● WHAT THE EXERCISE ASKS: State the number of lines where "水唇镇公共服务办公室" appears. Add nothing else.

Some records
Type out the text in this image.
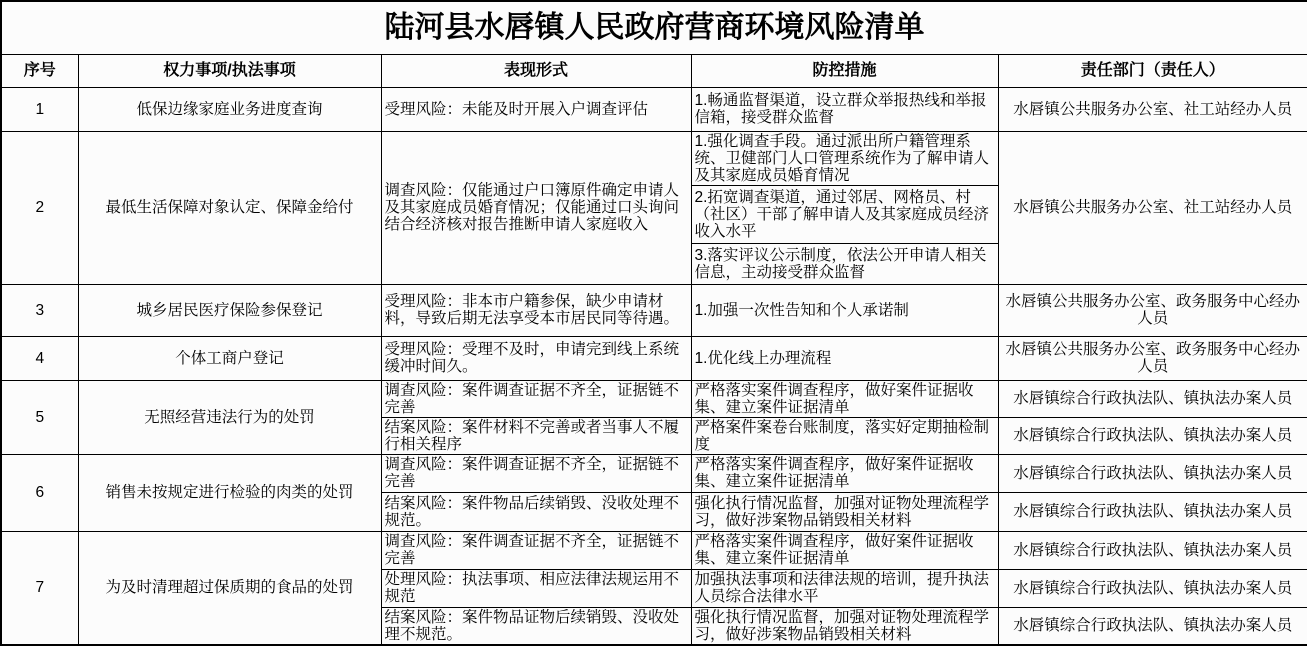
陆河县水唇镇人民政府营商环境风险清单				
序号	权力事项/执法事项	表现形式	防控措施	责任部门（责任人）
1	低保边缘家庭业务进度查询	受理风险：未能及时开展入户调查评估	1.畅通监督渠道，设立群众举报热线和举报信箱，接受群众监督	水唇镇公共服务办公室、社工站经办人员
2	最低生活保障对象认定、保障金给付	调查风险：仅能通过户口簿原件确定申请人及其家庭成员婚育情况；仅能通过口头询问结合经济核对报告推断申请人家庭收入	1.强化调查手段。通过派出所户籍管理系统、卫健部门人口管理系统作为了解申请人及其家庭成员婚育情况	水唇镇公共服务办公室、社工站经办人员
			2.拓宽调查渠道，通过邻居、网格员、村（社区）干部了解申请人及其家庭成员经济收入水平	
			3.落实评议公示制度，依法公开申请人相关信息，主动接受群众监督	
3	城乡居民医疗保险参保登记	受理风险：非本市户籍参保，缺少申请材料，导致后期无法享受本市居民同等待遇。	1.加强一次性告知和个人承诺制	水唇镇公共服务办公室、政务服务中心经办人员
4	个体工商户登记	受理风险：受理不及时，申请完到线上系统缓冲时间久。	1.优化线上办理流程	水唇镇公共服务办公室、政务服务中心经办人员
5	无照经营违法行为的处罚	调查风险：案件调查证据不齐全，证据链不完善	严格落实案件调查程序，做好案件证据收集、建立案件证据清单	水唇镇综合行政执法队、镇执法办案人员
		结案风险：案件材料不完善或者当事人不履行相关程序	严格案件案卷台账制度，落实好定期抽检制度	水唇镇综合行政执法队、镇执法办案人员
6	销售未按规定进行检验的肉类的处罚	调查风险：案件调查证据不齐全，证据链不完善	严格落实案件调查程序，做好案件证据收集、建立案件证据清单	水唇镇综合行政执法队、镇执法办案人员
		结案风险：案件物品后续销毁、没收处理不规范。	强化执行情况监督，加强对证物处理流程学习，做好涉案物品销毁相关材料	水唇镇综合行政执法队、镇执法办案人员
7	为及时清理超过保质期的食品的处罚	调查风险：案件调查证据不齐全，证据链不完善	严格落实案件调查程序，做好案件证据收集、建立案件证据清单	水唇镇综合行政执法队、镇执法办案人员
		处理风险：执法事项、相应法律法规运用不规范	加强执法事项和法律法规的培训，提升执法人员综合法律水平	水唇镇综合行政执法队、镇执法办案人员
		结案风险：案件物品证物后续销毁、没收处理不规范。	强化执行情况监督，加强对证物处理流程学习，做好涉案物品销毁相关材料	水唇镇综合行政执法队、镇执法办案人员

● ANSWER TO THIS PROBLEM: 4